* [SHORT EXERCISE]
Leaving out all pictures, transcribe exactly the lines between the line with "Read all visible content and emit it as JSON." and the last line of the records below, both included.

§ §

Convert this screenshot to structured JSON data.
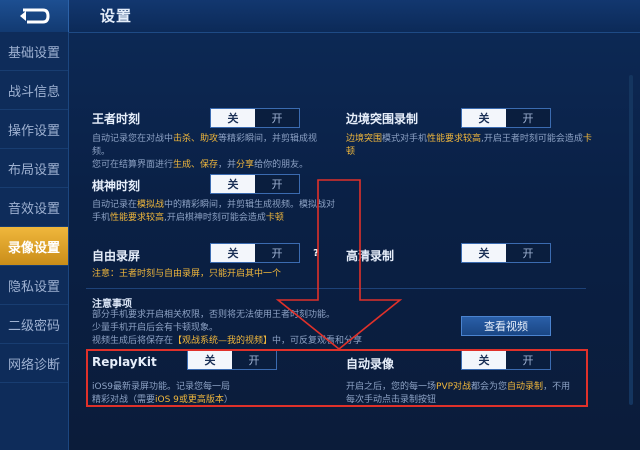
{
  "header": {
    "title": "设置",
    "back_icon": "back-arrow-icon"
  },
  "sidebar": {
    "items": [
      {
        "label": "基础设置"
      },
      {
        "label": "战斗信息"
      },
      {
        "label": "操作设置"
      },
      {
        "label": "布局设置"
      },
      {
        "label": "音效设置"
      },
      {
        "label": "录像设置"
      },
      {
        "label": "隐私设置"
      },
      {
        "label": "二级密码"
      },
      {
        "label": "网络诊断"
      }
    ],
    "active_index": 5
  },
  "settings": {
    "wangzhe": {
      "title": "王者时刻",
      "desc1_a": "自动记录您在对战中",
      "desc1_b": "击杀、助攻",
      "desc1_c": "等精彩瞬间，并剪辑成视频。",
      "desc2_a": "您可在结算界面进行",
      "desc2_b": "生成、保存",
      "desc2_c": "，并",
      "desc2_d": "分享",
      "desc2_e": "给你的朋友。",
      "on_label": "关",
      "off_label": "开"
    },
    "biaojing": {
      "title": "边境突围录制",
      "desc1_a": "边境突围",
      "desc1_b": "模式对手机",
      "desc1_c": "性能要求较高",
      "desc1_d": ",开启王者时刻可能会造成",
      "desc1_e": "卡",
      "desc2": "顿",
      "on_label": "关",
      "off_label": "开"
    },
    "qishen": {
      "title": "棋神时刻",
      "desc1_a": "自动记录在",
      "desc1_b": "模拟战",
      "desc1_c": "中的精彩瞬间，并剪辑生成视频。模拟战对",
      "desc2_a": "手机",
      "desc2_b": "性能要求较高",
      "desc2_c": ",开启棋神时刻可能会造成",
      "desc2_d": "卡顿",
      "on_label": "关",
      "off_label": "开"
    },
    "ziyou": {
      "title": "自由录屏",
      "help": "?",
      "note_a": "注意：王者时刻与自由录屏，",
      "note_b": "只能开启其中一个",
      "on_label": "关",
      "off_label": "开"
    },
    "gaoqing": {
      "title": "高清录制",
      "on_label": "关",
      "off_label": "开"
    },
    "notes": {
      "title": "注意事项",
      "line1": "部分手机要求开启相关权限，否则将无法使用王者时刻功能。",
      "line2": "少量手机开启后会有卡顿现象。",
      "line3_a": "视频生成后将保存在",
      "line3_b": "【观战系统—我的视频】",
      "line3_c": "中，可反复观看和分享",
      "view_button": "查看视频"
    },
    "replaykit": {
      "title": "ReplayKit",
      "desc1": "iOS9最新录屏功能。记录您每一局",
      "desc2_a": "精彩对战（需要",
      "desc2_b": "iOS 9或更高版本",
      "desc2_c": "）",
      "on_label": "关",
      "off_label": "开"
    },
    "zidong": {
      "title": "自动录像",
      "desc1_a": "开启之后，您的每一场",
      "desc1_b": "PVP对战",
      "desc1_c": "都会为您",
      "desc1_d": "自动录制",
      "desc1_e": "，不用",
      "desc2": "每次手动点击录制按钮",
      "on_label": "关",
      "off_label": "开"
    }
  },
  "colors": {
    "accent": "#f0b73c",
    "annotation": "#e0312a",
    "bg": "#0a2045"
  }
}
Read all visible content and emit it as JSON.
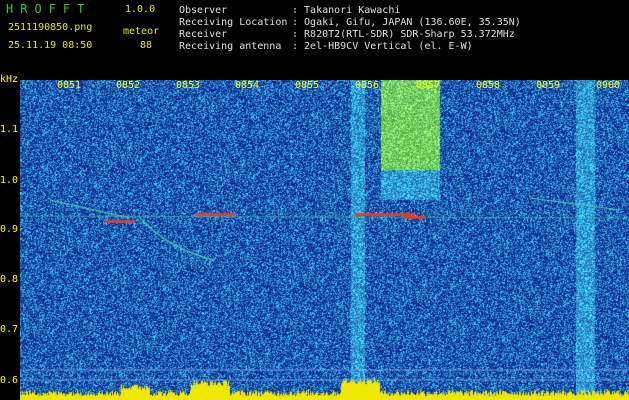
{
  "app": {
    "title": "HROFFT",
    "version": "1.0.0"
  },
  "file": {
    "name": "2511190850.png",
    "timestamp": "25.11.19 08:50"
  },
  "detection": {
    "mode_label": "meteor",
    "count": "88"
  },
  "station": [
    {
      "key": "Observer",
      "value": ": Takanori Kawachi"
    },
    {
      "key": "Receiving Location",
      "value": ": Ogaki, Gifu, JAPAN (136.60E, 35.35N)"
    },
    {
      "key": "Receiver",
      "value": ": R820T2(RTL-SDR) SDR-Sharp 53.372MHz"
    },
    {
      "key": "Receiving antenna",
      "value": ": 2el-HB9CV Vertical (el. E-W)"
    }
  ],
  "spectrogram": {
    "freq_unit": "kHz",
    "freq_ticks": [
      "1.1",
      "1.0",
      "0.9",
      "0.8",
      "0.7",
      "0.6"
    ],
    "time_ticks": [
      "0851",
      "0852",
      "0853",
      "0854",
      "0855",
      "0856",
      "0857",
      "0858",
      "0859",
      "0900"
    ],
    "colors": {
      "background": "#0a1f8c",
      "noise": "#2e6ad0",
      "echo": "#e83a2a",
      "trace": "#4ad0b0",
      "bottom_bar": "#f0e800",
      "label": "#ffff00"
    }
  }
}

§ §

* [ANSWER FOR THIS EXERCISE]
Read all visible content and emit it as JSON.
{
  "app": {
    "title": "HROFFT",
    "version": "1.0.0"
  },
  "file": {
    "name": "2511190850.png",
    "timestamp": "25.11.19 08:50"
  },
  "detection": {
    "mode_label": "meteor",
    "count": "88"
  },
  "station": [
    {
      "key": "Observer",
      "value": ": Takanori Kawachi"
    },
    {
      "key": "Receiving Location",
      "value": ": Ogaki, Gifu, JAPAN (136.60E, 35.35N)"
    },
    {
      "key": "Receiver",
      "value": ": R820T2(RTL-SDR) SDR-Sharp 53.372MHz"
    },
    {
      "key": "Receiving antenna",
      "value": ": 2el-HB9CV Vertical (el. E-W)"
    }
  ],
  "spectrogram": {
    "freq_unit": "kHz",
    "freq_ticks": [
      "1.1",
      "1.0",
      "0.9",
      "0.8",
      "0.7",
      "0.6"
    ],
    "time_ticks": [
      "0851",
      "0852",
      "0853",
      "0854",
      "0855",
      "0856",
      "0857",
      "0858",
      "0859",
      "0900"
    ],
    "colors": {
      "background": "#0a1f8c",
      "noise": "#2e6ad0",
      "echo": "#e83a2a",
      "trace": "#4ad0b0",
      "bottom_bar": "#f0e800",
      "label": "#ffff00"
    }
  }
}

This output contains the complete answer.